** Records that describe figures **
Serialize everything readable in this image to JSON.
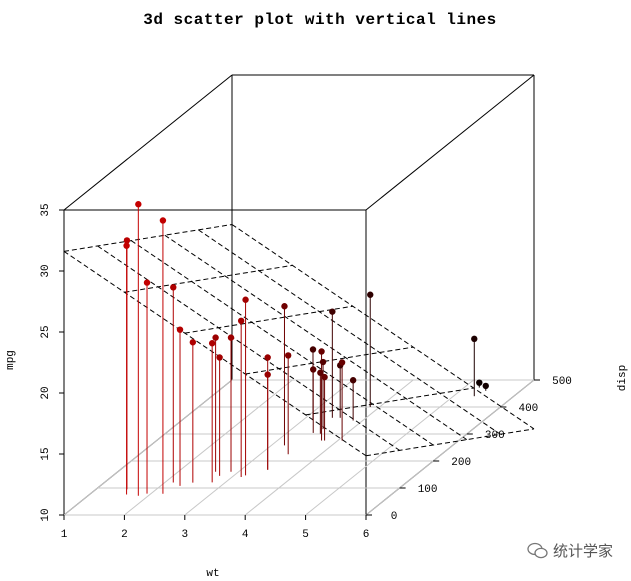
{
  "watermark": "统计学家",
  "chart_data": {
    "type": "scatter",
    "title": "3d scatter plot with vertical lines",
    "xlabel": "wt",
    "ylabel": "disp",
    "zlabel": "mpg",
    "xlim": [
      1,
      6
    ],
    "ylim": [
      0,
      500
    ],
    "zlim": [
      10,
      35
    ],
    "x_ticks": [
      1,
      2,
      3,
      4,
      5,
      6
    ],
    "y_ticks": [
      0,
      100,
      200,
      300,
      400,
      500
    ],
    "z_ticks": [
      10,
      15,
      20,
      25,
      30,
      35
    ],
    "vertical_lines": true,
    "grid_floor": true,
    "regression_plane": true,
    "points": [
      {
        "x": 2.62,
        "y": 160,
        "z": 21.0
      },
      {
        "x": 2.875,
        "y": 160,
        "z": 21.0
      },
      {
        "x": 2.32,
        "y": 108,
        "z": 22.8
      },
      {
        "x": 3.215,
        "y": 258,
        "z": 21.4
      },
      {
        "x": 3.44,
        "y": 360,
        "z": 18.7
      },
      {
        "x": 3.46,
        "y": 225,
        "z": 18.1
      },
      {
        "x": 3.57,
        "y": 360,
        "z": 14.3
      },
      {
        "x": 3.19,
        "y": 146.7,
        "z": 24.4
      },
      {
        "x": 3.15,
        "y": 140.8,
        "z": 22.8
      },
      {
        "x": 3.44,
        "y": 167.6,
        "z": 19.2
      },
      {
        "x": 3.44,
        "y": 167.6,
        "z": 17.8
      },
      {
        "x": 4.07,
        "y": 275.8,
        "z": 16.4
      },
      {
        "x": 3.73,
        "y": 275.8,
        "z": 17.3
      },
      {
        "x": 3.78,
        "y": 275.8,
        "z": 15.2
      },
      {
        "x": 5.25,
        "y": 472,
        "z": 10.4
      },
      {
        "x": 5.424,
        "y": 460,
        "z": 10.4
      },
      {
        "x": 5.345,
        "y": 440,
        "z": 14.7
      },
      {
        "x": 2.2,
        "y": 78.7,
        "z": 32.4
      },
      {
        "x": 1.615,
        "y": 75.7,
        "z": 30.4
      },
      {
        "x": 1.835,
        "y": 71.1,
        "z": 33.9
      },
      {
        "x": 2.465,
        "y": 120.1,
        "z": 21.5
      },
      {
        "x": 3.52,
        "y": 318,
        "z": 15.5
      },
      {
        "x": 3.435,
        "y": 304,
        "z": 15.2
      },
      {
        "x": 3.84,
        "y": 350,
        "z": 13.3
      },
      {
        "x": 3.845,
        "y": 400,
        "z": 19.2
      },
      {
        "x": 1.935,
        "y": 79,
        "z": 27.3
      },
      {
        "x": 2.14,
        "y": 120.3,
        "z": 26.0
      },
      {
        "x": 1.513,
        "y": 95.1,
        "z": 30.4
      },
      {
        "x": 3.17,
        "y": 351,
        "z": 15.8
      },
      {
        "x": 2.77,
        "y": 145,
        "z": 19.7
      },
      {
        "x": 3.57,
        "y": 301,
        "z": 15.0
      },
      {
        "x": 2.78,
        "y": 121,
        "z": 21.4
      }
    ]
  }
}
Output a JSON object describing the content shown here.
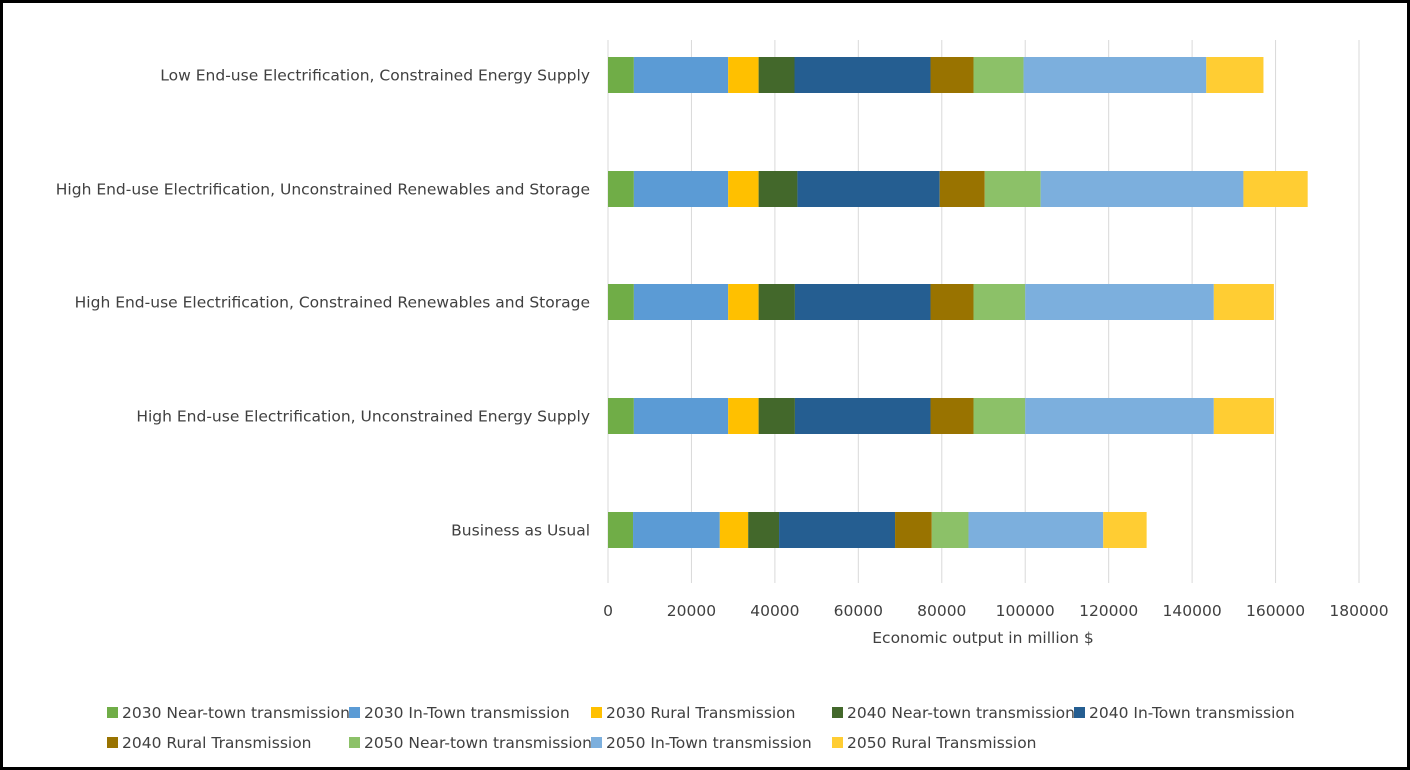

** Stated exercise **
Extract every line containing the string "true" from the data above.

** Response below **
    "vertical_lines": true,
    "grid_floor": true,
    "regression_plane": true,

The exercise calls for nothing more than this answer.